Figure record listings:

>> BEGIN

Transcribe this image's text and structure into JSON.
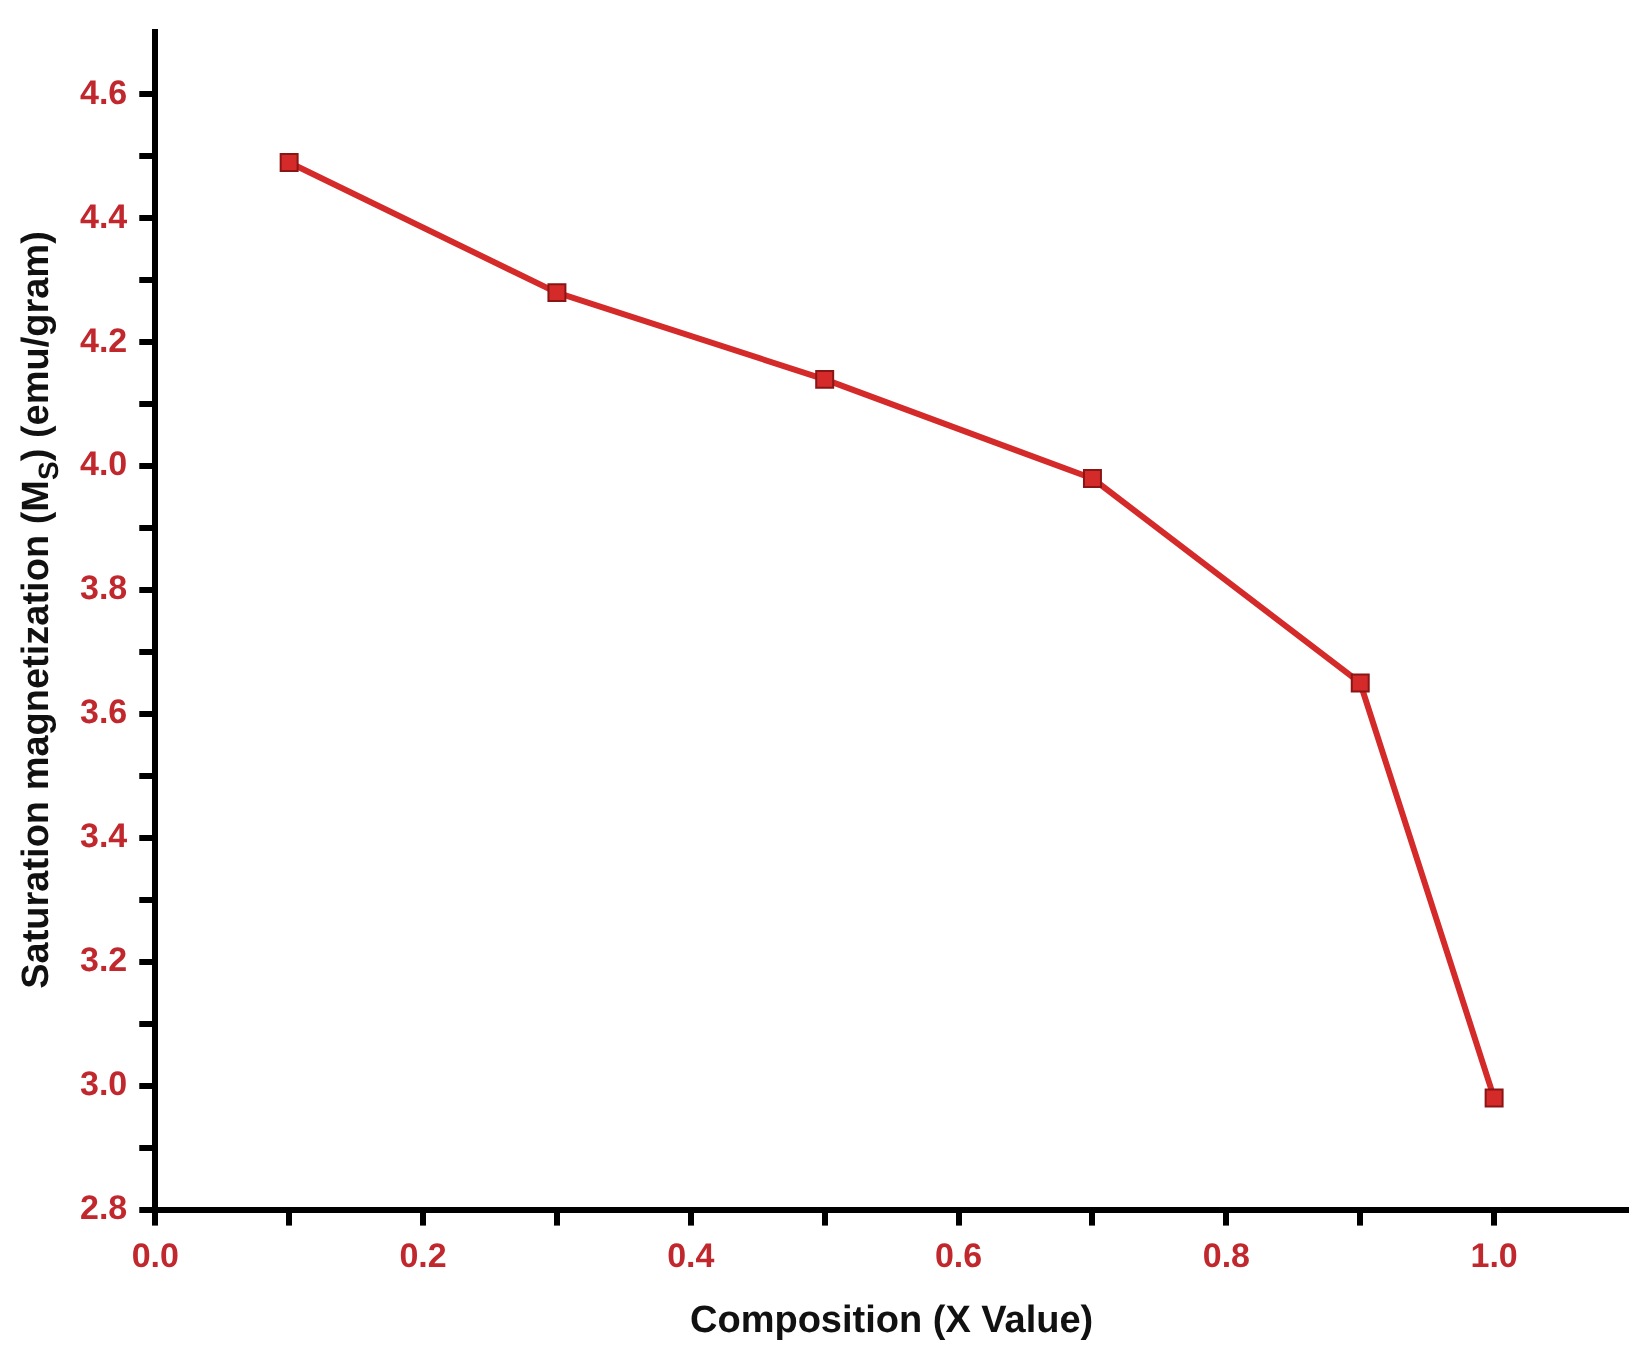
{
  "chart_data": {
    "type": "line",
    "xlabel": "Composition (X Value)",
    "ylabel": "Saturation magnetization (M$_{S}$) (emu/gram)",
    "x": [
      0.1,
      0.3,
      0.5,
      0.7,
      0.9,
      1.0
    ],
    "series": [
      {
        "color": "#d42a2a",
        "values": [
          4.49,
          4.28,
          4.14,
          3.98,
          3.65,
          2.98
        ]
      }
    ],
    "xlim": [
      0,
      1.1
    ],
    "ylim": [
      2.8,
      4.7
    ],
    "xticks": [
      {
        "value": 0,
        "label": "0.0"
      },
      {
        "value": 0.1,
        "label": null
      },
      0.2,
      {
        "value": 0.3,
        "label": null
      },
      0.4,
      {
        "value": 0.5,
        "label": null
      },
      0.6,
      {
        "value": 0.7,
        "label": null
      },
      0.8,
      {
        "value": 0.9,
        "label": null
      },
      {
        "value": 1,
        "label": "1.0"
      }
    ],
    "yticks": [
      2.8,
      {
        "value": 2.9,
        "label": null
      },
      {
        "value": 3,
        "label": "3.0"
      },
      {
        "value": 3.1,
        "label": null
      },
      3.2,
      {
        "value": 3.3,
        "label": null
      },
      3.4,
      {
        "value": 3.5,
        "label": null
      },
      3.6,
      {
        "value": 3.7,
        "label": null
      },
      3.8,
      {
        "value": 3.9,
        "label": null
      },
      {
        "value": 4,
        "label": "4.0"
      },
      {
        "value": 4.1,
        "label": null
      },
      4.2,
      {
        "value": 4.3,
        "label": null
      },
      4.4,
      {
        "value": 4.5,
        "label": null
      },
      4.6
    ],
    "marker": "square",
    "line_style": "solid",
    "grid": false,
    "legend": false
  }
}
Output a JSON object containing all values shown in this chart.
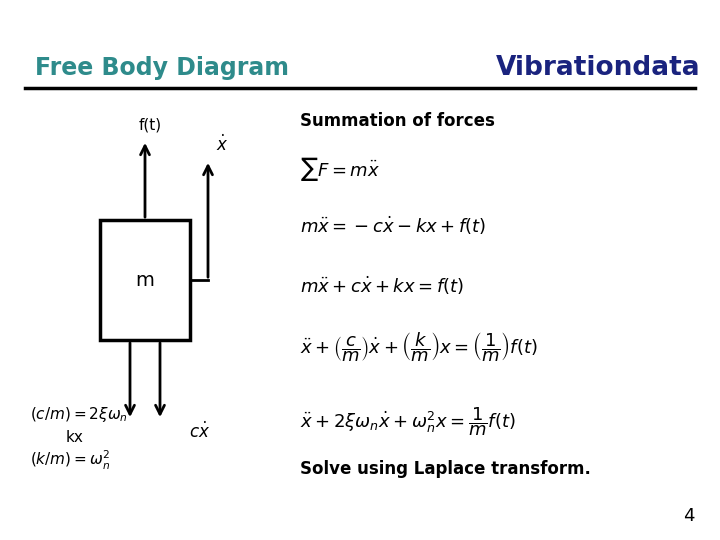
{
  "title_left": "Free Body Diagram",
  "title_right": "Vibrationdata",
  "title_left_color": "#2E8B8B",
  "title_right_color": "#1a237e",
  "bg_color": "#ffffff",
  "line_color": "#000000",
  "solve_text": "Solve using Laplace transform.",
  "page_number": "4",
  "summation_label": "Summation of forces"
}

>> END

Direction:
In the material above, find each line that contains the word "this", and select it.

Correct output:
Transcribe this image's text and structure into JSON.
Output a JSON object containing all values shown in this chart.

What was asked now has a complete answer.